> [PROMPT] Take every line from the listing below that includes "screenshot" and copy it.

Stored dataset items
-------------------------

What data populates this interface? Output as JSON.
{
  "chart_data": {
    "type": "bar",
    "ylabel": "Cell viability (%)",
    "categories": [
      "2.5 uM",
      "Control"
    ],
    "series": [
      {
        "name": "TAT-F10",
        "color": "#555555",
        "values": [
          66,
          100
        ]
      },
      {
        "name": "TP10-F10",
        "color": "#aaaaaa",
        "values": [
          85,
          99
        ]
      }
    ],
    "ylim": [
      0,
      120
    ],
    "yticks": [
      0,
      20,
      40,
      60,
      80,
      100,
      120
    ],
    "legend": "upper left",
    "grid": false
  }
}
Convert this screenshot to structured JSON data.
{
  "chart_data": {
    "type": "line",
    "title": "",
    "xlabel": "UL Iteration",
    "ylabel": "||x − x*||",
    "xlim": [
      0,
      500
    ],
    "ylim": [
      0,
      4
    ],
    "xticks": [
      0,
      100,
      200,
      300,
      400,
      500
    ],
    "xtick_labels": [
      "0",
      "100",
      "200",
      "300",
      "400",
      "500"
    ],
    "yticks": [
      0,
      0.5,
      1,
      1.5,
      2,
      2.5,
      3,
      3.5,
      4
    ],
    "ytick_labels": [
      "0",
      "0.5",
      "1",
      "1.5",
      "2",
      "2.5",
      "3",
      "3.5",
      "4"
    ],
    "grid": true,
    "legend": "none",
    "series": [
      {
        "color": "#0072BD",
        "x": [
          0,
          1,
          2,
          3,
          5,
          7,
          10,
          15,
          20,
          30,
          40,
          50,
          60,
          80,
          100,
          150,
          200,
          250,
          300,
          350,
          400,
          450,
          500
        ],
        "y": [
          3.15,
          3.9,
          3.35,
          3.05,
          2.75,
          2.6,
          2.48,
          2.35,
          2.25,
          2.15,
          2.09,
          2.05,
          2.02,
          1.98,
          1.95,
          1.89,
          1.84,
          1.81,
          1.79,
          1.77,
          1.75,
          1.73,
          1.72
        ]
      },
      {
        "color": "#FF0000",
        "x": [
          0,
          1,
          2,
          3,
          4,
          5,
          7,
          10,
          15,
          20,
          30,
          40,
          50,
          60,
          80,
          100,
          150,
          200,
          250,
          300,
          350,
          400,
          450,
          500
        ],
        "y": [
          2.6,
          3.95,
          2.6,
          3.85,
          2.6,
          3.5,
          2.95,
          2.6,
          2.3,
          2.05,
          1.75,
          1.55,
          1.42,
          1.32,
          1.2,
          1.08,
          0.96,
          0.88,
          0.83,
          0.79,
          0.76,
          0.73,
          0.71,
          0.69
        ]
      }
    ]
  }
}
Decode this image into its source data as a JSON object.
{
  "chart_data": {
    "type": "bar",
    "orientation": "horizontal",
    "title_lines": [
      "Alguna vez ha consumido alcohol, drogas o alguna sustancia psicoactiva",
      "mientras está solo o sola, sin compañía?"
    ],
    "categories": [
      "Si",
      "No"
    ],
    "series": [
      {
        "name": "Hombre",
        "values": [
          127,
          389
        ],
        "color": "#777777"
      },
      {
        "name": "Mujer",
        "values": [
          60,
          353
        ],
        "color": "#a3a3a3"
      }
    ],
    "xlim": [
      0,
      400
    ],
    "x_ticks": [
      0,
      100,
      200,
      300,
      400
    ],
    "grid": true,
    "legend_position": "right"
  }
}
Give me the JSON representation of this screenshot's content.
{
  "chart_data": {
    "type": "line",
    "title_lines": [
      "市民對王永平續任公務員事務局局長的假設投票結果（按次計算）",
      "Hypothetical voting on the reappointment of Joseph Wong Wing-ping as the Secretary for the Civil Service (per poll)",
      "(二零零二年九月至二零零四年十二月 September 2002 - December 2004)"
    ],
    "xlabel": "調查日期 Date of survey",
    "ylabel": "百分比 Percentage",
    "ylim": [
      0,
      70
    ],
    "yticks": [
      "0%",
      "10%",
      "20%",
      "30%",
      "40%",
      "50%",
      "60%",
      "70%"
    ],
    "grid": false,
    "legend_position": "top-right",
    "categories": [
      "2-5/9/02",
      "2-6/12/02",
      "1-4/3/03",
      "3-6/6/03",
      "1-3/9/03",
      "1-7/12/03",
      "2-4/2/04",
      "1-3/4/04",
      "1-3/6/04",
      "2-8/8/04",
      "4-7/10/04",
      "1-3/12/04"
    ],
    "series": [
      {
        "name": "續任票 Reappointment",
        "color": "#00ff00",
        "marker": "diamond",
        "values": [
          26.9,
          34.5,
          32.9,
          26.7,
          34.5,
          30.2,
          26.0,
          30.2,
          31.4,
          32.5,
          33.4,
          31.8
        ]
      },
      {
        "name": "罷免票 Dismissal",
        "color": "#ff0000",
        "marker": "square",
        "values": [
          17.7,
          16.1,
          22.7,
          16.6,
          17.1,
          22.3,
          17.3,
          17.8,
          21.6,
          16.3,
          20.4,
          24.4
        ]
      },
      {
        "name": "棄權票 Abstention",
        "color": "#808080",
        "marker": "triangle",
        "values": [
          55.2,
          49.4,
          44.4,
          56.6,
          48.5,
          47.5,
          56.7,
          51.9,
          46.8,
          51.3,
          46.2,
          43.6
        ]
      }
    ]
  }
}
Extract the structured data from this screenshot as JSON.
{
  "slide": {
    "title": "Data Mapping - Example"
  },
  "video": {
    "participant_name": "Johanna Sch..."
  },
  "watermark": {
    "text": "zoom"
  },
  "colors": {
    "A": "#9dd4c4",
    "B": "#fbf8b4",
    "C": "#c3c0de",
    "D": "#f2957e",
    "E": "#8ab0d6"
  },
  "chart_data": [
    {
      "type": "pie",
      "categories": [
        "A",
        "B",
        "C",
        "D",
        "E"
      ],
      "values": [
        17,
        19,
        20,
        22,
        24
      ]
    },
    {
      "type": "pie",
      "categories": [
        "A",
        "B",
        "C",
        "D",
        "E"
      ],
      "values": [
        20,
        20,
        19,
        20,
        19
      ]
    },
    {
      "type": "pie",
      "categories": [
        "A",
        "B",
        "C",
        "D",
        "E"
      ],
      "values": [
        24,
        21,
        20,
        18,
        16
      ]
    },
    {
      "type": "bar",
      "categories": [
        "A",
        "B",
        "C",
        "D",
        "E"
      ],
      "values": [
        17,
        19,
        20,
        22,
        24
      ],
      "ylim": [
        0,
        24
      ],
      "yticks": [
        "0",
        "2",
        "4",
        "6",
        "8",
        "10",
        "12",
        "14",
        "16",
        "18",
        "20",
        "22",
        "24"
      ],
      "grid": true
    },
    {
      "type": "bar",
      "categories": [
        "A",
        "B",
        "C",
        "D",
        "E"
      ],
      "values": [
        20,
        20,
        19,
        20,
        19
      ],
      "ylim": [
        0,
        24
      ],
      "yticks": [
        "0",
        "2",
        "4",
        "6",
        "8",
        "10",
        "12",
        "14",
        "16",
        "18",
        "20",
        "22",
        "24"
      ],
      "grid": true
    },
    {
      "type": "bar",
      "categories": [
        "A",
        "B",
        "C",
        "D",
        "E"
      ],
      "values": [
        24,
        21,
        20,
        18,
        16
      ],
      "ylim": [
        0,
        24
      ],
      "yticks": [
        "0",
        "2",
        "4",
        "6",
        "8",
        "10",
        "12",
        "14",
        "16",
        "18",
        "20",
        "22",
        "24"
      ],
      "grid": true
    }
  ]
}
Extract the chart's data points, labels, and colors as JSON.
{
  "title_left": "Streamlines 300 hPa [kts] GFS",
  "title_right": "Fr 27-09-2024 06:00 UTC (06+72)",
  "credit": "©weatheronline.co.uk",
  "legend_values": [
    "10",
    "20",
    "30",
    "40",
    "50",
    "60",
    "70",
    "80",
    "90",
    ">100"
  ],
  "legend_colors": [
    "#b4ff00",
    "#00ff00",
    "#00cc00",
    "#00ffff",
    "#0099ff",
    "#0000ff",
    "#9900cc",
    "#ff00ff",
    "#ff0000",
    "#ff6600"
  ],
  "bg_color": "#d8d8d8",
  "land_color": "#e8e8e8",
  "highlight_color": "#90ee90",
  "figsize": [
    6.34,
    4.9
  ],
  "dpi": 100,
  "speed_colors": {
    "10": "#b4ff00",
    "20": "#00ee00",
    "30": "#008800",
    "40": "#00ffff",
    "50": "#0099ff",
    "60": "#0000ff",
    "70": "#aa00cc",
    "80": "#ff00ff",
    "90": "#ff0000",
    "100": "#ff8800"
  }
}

-------------------------

> [REPLY TO THE TASK]
Convert this screenshot to structured JSON data.
Give me the JSON representation of this screenshot's content.
Extract the structured data from this screenshot as JSON.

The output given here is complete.